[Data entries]
— BEGIN —

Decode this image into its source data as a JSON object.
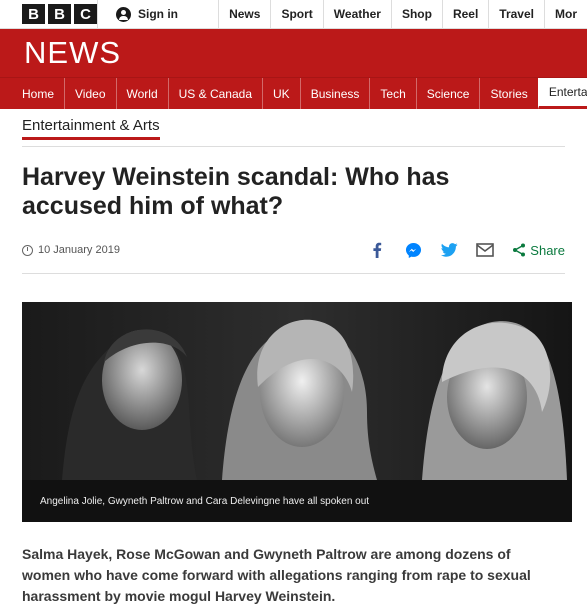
{
  "brand": {
    "letters": [
      "B",
      "B",
      "C"
    ]
  },
  "account": {
    "sign_in": "Sign in"
  },
  "top_nav": [
    "News",
    "Sport",
    "Weather",
    "Shop",
    "Reel",
    "Travel",
    "Mor"
  ],
  "news_wordmark": "NEWS",
  "main_nav": [
    "Home",
    "Video",
    "World",
    "US & Canada",
    "UK",
    "Business",
    "Tech",
    "Science",
    "Stories",
    "Entertai"
  ],
  "main_nav_active": "Entertai",
  "section": "Entertainment & Arts",
  "article": {
    "headline": "Harvey Weinstein scandal: Who has accused him of what?",
    "date": "10 January 2019",
    "share_label": "Share",
    "image_caption": "Angelina Jolie, Gwyneth Paltrow and Cara Delevingne have all spoken out",
    "summary": "Salma Hayek, Rose McGowan and Gwyneth Paltrow are among dozens of women who have come forward with allegations ranging from rape to sexual harassment by movie mogul Harvey Weinstein."
  },
  "colors": {
    "brand_red": "#bb1919",
    "share_green": "#0b7a3f",
    "facebook": "#3b5998",
    "messenger": "#0084ff",
    "twitter": "#1da1f2"
  },
  "icons": [
    "user-icon",
    "clock-icon",
    "facebook-icon",
    "messenger-icon",
    "twitter-icon",
    "email-icon",
    "share-icon"
  ]
}
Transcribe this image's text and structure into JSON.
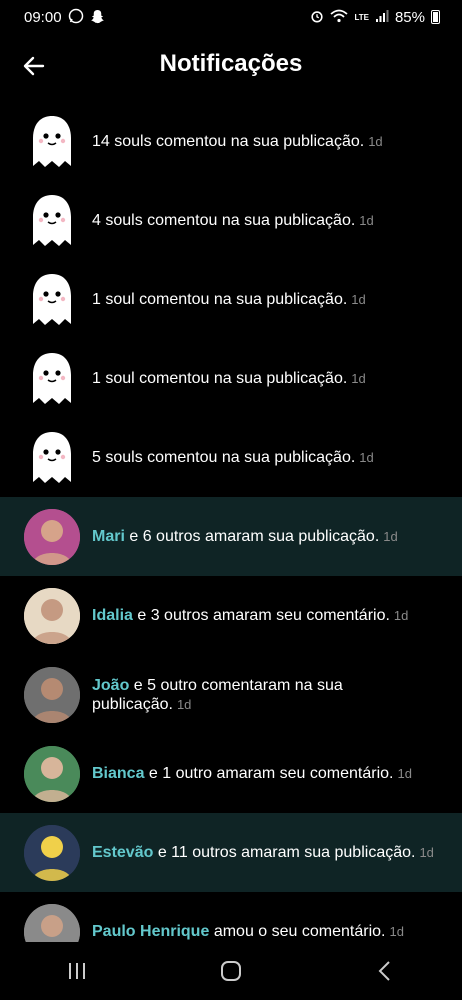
{
  "status": {
    "time": "09:00",
    "battery": "85%",
    "net": "LTE"
  },
  "header": {
    "title": "Notificações"
  },
  "notifications": [
    {
      "type": "ghost",
      "name": "",
      "text": "14 souls comentou na sua publicação.",
      "time": "1d",
      "hl": false
    },
    {
      "type": "ghost",
      "name": "",
      "text": "4 souls comentou na sua publicação.",
      "time": "1d",
      "hl": false
    },
    {
      "type": "ghost",
      "name": "",
      "text": "1 soul comentou na sua publicação.",
      "time": "1d",
      "hl": false
    },
    {
      "type": "ghost",
      "name": "",
      "text": "1 soul comentou na sua publicação.",
      "time": "1d",
      "hl": false
    },
    {
      "type": "ghost",
      "name": "",
      "text": "5 souls comentou na sua publicação.",
      "time": "1d",
      "hl": false
    },
    {
      "type": "avatar",
      "name": "Mari",
      "text": "e 6 outros amaram sua publicação.",
      "time": "1d",
      "hl": true
    },
    {
      "type": "avatar",
      "name": "Idalia",
      "text": "e 3 outros amaram seu comentário.",
      "time": "1d",
      "hl": false
    },
    {
      "type": "avatar",
      "name": "João",
      "text": "e 5 outro comentaram na sua publicação.",
      "time": "1d",
      "hl": false
    },
    {
      "type": "avatar",
      "name": "Bianca",
      "text": "e 1 outro amaram seu comentário.",
      "time": "1d",
      "hl": false
    },
    {
      "type": "avatar",
      "name": "Estevão",
      "text": "e 11 outros amaram sua publicação.",
      "time": "1d",
      "hl": true
    },
    {
      "type": "avatar",
      "name": "Paulo Henrique",
      "text": "amou o seu comentário.",
      "time": "1d",
      "hl": false
    }
  ],
  "colors": {
    "highlight_bg": "#0f2425",
    "name_color": "#63c8cc",
    "time_color": "#8a8a8a"
  },
  "icons": {
    "back": "arrow-left-icon",
    "ghost": "ghost-icon",
    "recents": "recents-icon",
    "home": "home-icon",
    "nav_back": "chevron-left-icon"
  }
}
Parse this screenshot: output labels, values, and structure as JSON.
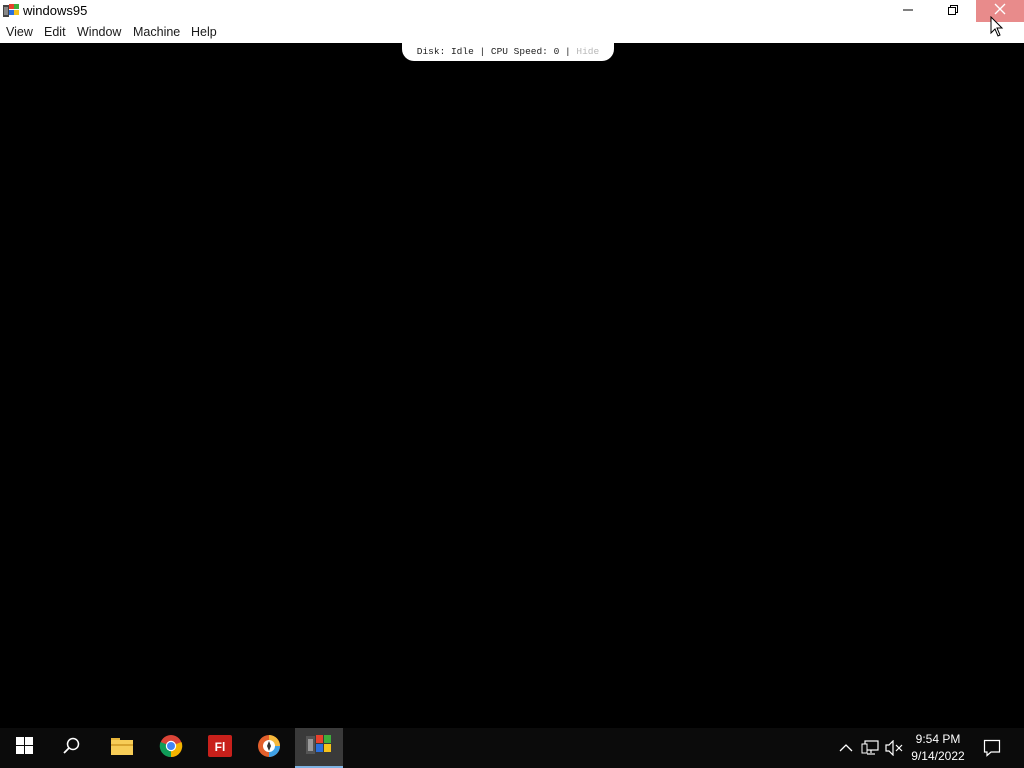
{
  "window": {
    "title": "windows95",
    "controls": {
      "minimize": "minimize-icon",
      "maximize": "restore-icon",
      "close": "close-icon",
      "close_hover_color": "#e88b8b"
    }
  },
  "menu": {
    "items": [
      {
        "label": "View"
      },
      {
        "label": "Edit"
      },
      {
        "label": "Window"
      },
      {
        "label": "Machine"
      },
      {
        "label": "Help"
      }
    ]
  },
  "status": {
    "text": "Disk: Idle | CPU Speed: 0 | ",
    "hide_label": "Hide"
  },
  "taskbar": {
    "background": "#0b0b0b",
    "apps": [
      {
        "name": "start-icon"
      },
      {
        "name": "search-icon"
      },
      {
        "name": "file-explorer-icon"
      },
      {
        "name": "chrome-icon"
      },
      {
        "name": "fl-app-icon",
        "label": "Fl"
      },
      {
        "name": "browser-app-icon"
      },
      {
        "name": "windows95-app-icon",
        "active": true
      }
    ],
    "tray": {
      "icons": [
        "show-hidden-icons-icon",
        "network-icon",
        "volume-muted-icon",
        "notification-icon"
      ]
    },
    "clock": {
      "time": "9:54 PM",
      "date": "9/14/2022"
    }
  }
}
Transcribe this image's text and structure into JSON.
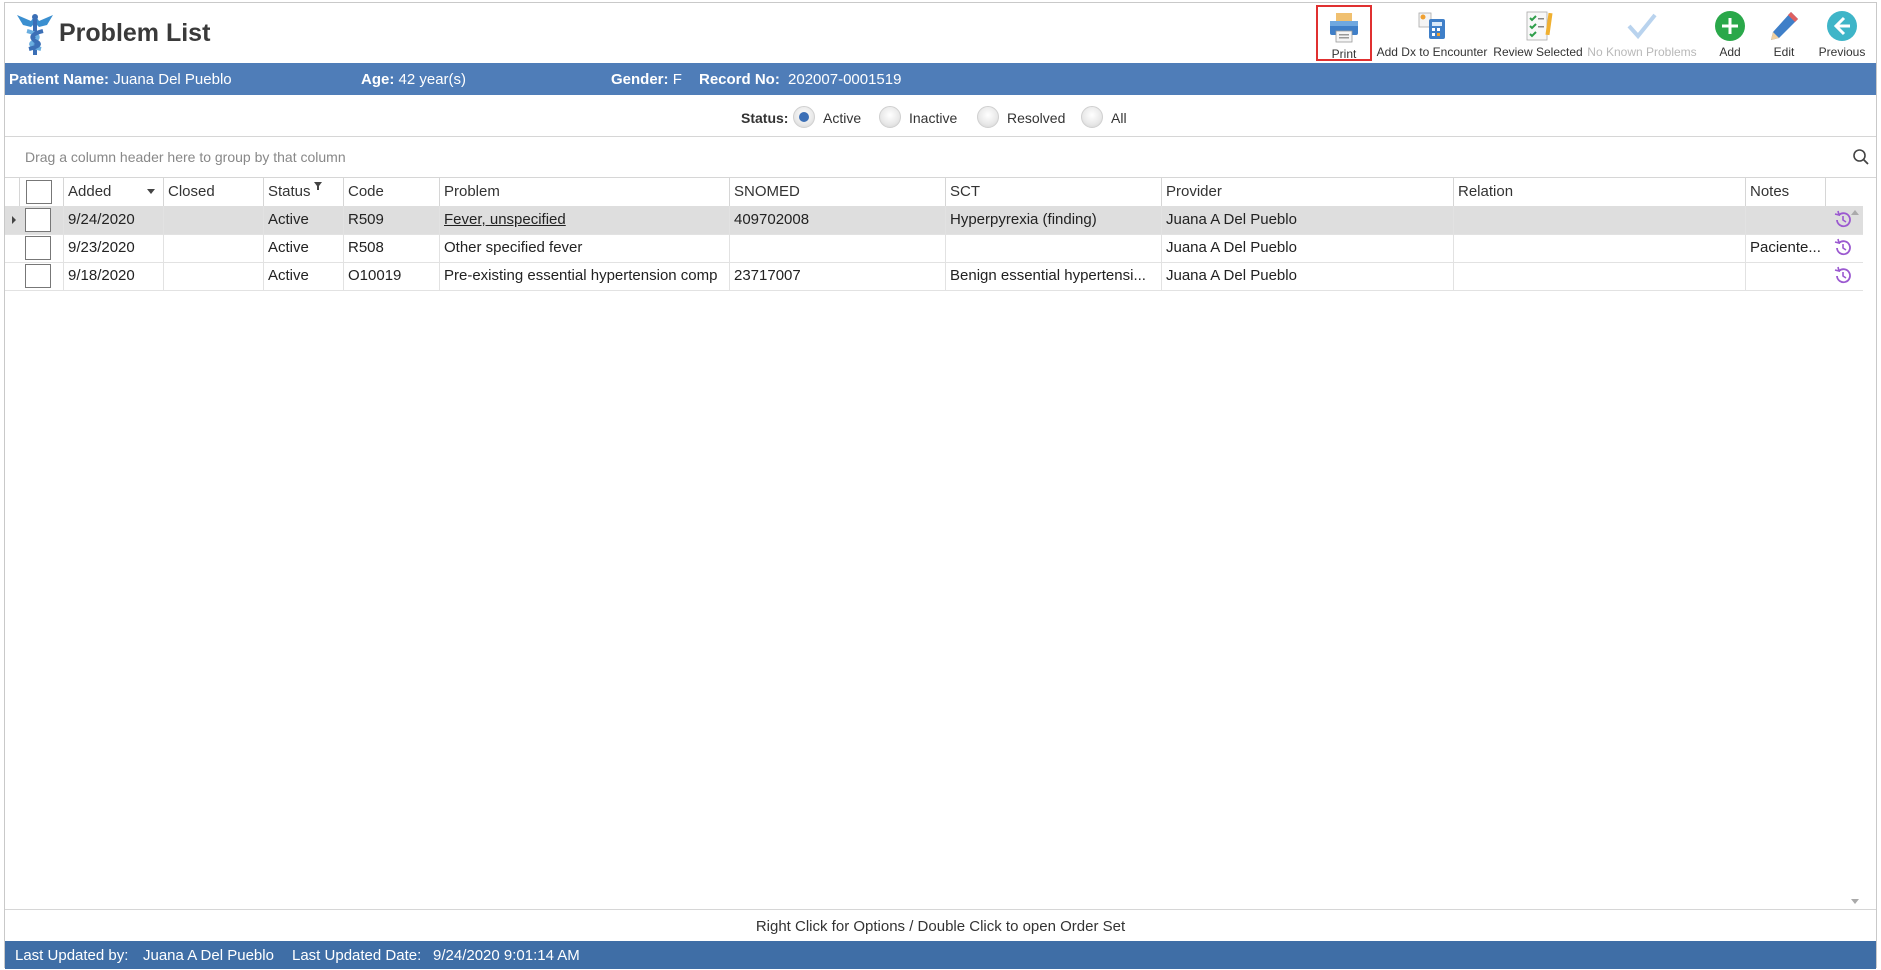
{
  "app": {
    "title": "Problem List"
  },
  "toolbar": {
    "print": "Print",
    "add_dx": "Add Dx to Encounter",
    "review_selected": "Review Selected",
    "no_known_problems": "No Known Problems",
    "add": "Add",
    "edit": "Edit",
    "previous": "Previous"
  },
  "patient": {
    "name_label": "Patient Name:",
    "name": "Juana Del Pueblo",
    "age_label": "Age:",
    "age": "42 year(s)",
    "gender_label": "Gender:",
    "gender": "F",
    "record_label": "Record No:",
    "record": "202007-0001519"
  },
  "status_filter": {
    "label": "Status:",
    "options": [
      {
        "label": "Active",
        "checked": true
      },
      {
        "label": "Inactive",
        "checked": false
      },
      {
        "label": "Resolved",
        "checked": false
      },
      {
        "label": "All",
        "checked": false
      }
    ]
  },
  "group_panel": {
    "text": "Drag a column header here to group by that column"
  },
  "grid": {
    "columns": [
      "Added",
      "Closed",
      "Status",
      "Code",
      "Problem",
      "SNOMED",
      "SCT",
      "Provider",
      "Relation",
      "Notes"
    ],
    "rows": [
      {
        "added": "9/24/2020",
        "closed": "",
        "status": "Active",
        "code": "R509",
        "problem": "Fever, unspecified",
        "snomed": "409702008",
        "sct": "Hyperpyrexia (finding)",
        "provider": "Juana A Del Pueblo",
        "relation": "",
        "notes": ""
      },
      {
        "added": "9/23/2020",
        "closed": "",
        "status": "Active",
        "code": "R508",
        "problem": "Other specified fever",
        "snomed": "",
        "sct": "",
        "provider": "Juana A Del Pueblo",
        "relation": "",
        "notes": "Paciente..."
      },
      {
        "added": "9/18/2020",
        "closed": "",
        "status": "Active",
        "code": "O10019",
        "problem": "Pre-existing essential hypertension comp",
        "snomed": "23717007",
        "sct": "Benign essential hypertensi...",
        "provider": "Juana A Del Pueblo",
        "relation": "",
        "notes": ""
      }
    ]
  },
  "footer": {
    "hint": "Right Click for Options / Double Click to open Order Set",
    "last_updated_by_label": "Last Updated by:",
    "last_updated_by": "Juana A Del Pueblo",
    "last_updated_date_label": "Last Updated Date:",
    "last_updated_date": "9/24/2020 9:01:14 AM"
  },
  "colors": {
    "header_bar": "#4f7db8",
    "status_bar": "#3f6ea6",
    "accent": "#3b6fb6",
    "history_icon": "#9b59d0"
  }
}
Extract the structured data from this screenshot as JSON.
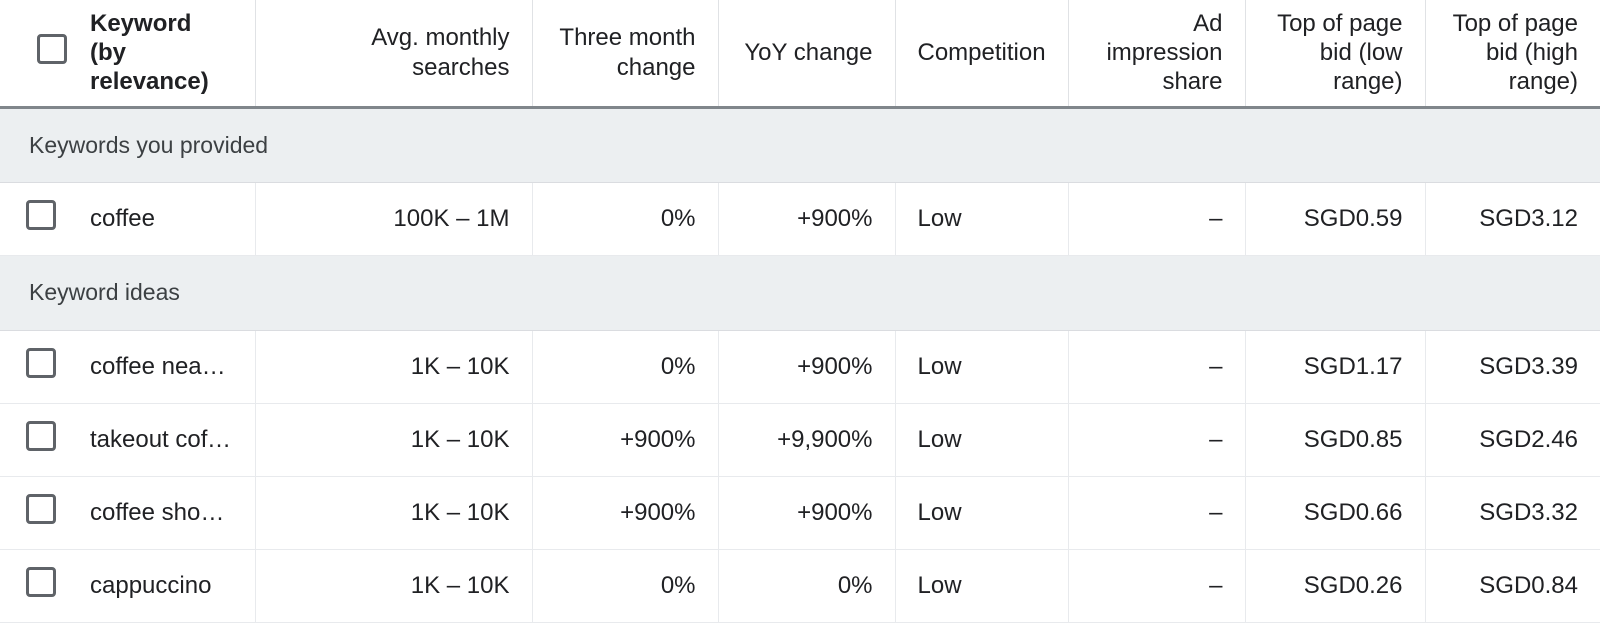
{
  "table": {
    "select_all_checkbox": "unchecked",
    "columns": [
      {
        "id": "checkbox",
        "label": "",
        "align": "left"
      },
      {
        "id": "keyword",
        "label": "Keyword (by relevance)",
        "align": "left"
      },
      {
        "id": "avg_searches",
        "label": "Avg. monthly searches",
        "align": "right"
      },
      {
        "id": "three_month",
        "label": "Three month change",
        "align": "right"
      },
      {
        "id": "yoy",
        "label": "YoY change",
        "align": "right"
      },
      {
        "id": "competition",
        "label": "Competition",
        "align": "left"
      },
      {
        "id": "ad_impression",
        "label": "Ad impression share",
        "align": "right"
      },
      {
        "id": "bid_low",
        "label": "Top of page bid (low range)",
        "align": "right"
      },
      {
        "id": "bid_high",
        "label": "Top of page bid (high range)",
        "align": "right"
      }
    ],
    "groups": [
      {
        "title": "Keywords you provided",
        "rows": [
          {
            "keyword": "coffee",
            "avg_searches": "100K – 1M",
            "three_month": "0%",
            "yoy": "+900%",
            "competition": "Low",
            "ad_impression": "–",
            "bid_low": "SGD0.59",
            "bid_high": "SGD3.12",
            "checkbox": "unchecked"
          }
        ]
      },
      {
        "title": "Keyword ideas",
        "rows": [
          {
            "keyword": "coffee near …",
            "avg_searches": "1K – 10K",
            "three_month": "0%",
            "yoy": "+900%",
            "competition": "Low",
            "ad_impression": "–",
            "bid_low": "SGD1.17",
            "bid_high": "SGD3.39",
            "checkbox": "unchecked"
          },
          {
            "keyword": "takeout coffe…",
            "avg_searches": "1K – 10K",
            "three_month": "+900%",
            "yoy": "+9,900%",
            "competition": "Low",
            "ad_impression": "–",
            "bid_low": "SGD0.85",
            "bid_high": "SGD2.46",
            "checkbox": "unchecked"
          },
          {
            "keyword": "coffee shops…",
            "avg_searches": "1K – 10K",
            "three_month": "+900%",
            "yoy": "+900%",
            "competition": "Low",
            "ad_impression": "–",
            "bid_low": "SGD0.66",
            "bid_high": "SGD3.32",
            "checkbox": "unchecked"
          },
          {
            "keyword": "cappuccino",
            "avg_searches": "1K – 10K",
            "three_month": "0%",
            "yoy": "0%",
            "competition": "Low",
            "ad_impression": "–",
            "bid_low": "SGD0.26",
            "bid_high": "SGD0.84",
            "checkbox": "unchecked"
          }
        ]
      }
    ]
  },
  "colors": {
    "group_band": "#eceff1",
    "header_rule": "#80868b",
    "grid_line": "#e8eaed",
    "text": "#202124"
  }
}
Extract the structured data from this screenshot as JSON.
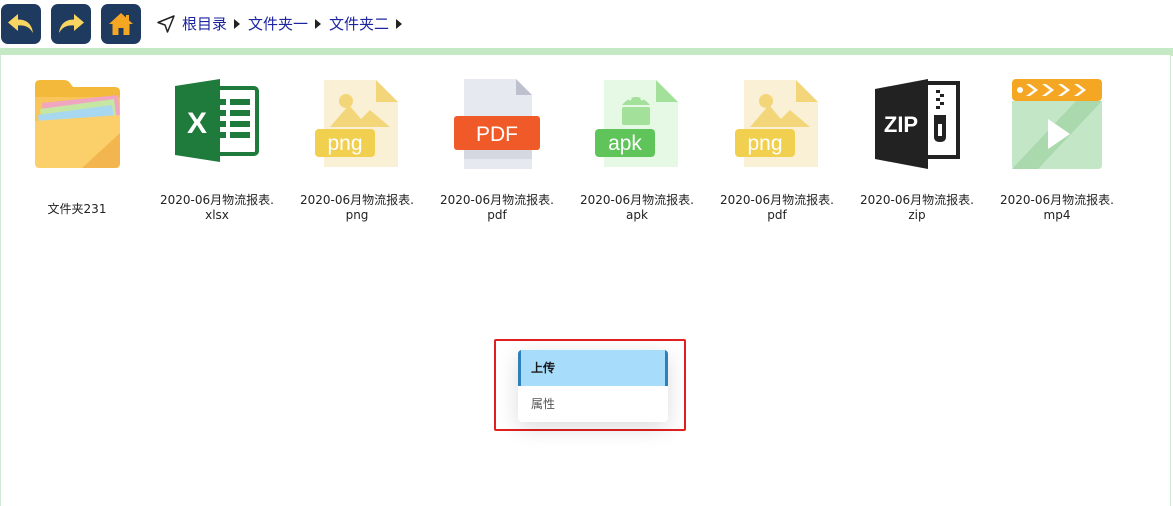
{
  "toolbar": {
    "back_icon": "undo-arrow-icon",
    "forward_icon": "redo-arrow-icon",
    "home_icon": "home-icon",
    "button_color": "#1f3a5f",
    "home_color": "#f5a623"
  },
  "breadcrumb": {
    "icon": "navigation-arrow-icon",
    "items": [
      "根目录",
      "文件夹一",
      "文件夹二"
    ]
  },
  "files": [
    {
      "name": "文件夹231",
      "type": "folder",
      "icon": "folder-icon"
    },
    {
      "name": "2020-06月物流报表.xlsx",
      "type": "xlsx",
      "icon": "excel-icon"
    },
    {
      "name": "2020-06月物流报表.png",
      "type": "png",
      "icon": "png-image-icon",
      "badge": "png"
    },
    {
      "name": "2020-06月物流报表.pdf",
      "type": "pdf",
      "icon": "pdf-icon",
      "badge": "PDF"
    },
    {
      "name": "2020-06月物流报表.apk",
      "type": "apk",
      "icon": "apk-android-icon",
      "badge": "apk"
    },
    {
      "name": "2020-06月物流报表.pdf",
      "type": "pdf-image",
      "icon": "png-image-icon",
      "badge": "png"
    },
    {
      "name": "2020-06月物流报表.zip",
      "type": "zip",
      "icon": "zip-archive-icon",
      "badge": "ZIP"
    },
    {
      "name": "2020-06月物流报表.mp4",
      "type": "mp4",
      "icon": "video-play-icon"
    }
  ],
  "context_menu": {
    "items": [
      {
        "label": "上传",
        "active": true
      },
      {
        "label": "属性",
        "active": false
      }
    ],
    "highlight_color": "#e02020",
    "active_color": "#a7dcfb"
  }
}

— END —

§ Exercise prompt: Using the material above, gather every line that includes "Harvey".

§ Solution to the problem:
    "headline": "Harvey Weinstein scandal: Who has accused him of what?",
    "summary": "Salma Hayek, Rose McGowan and Gwyneth Paltrow are among dozens of women who have come forward with allegations ranging from rape to sexual harassment by movie mogul Harvey Weinstein."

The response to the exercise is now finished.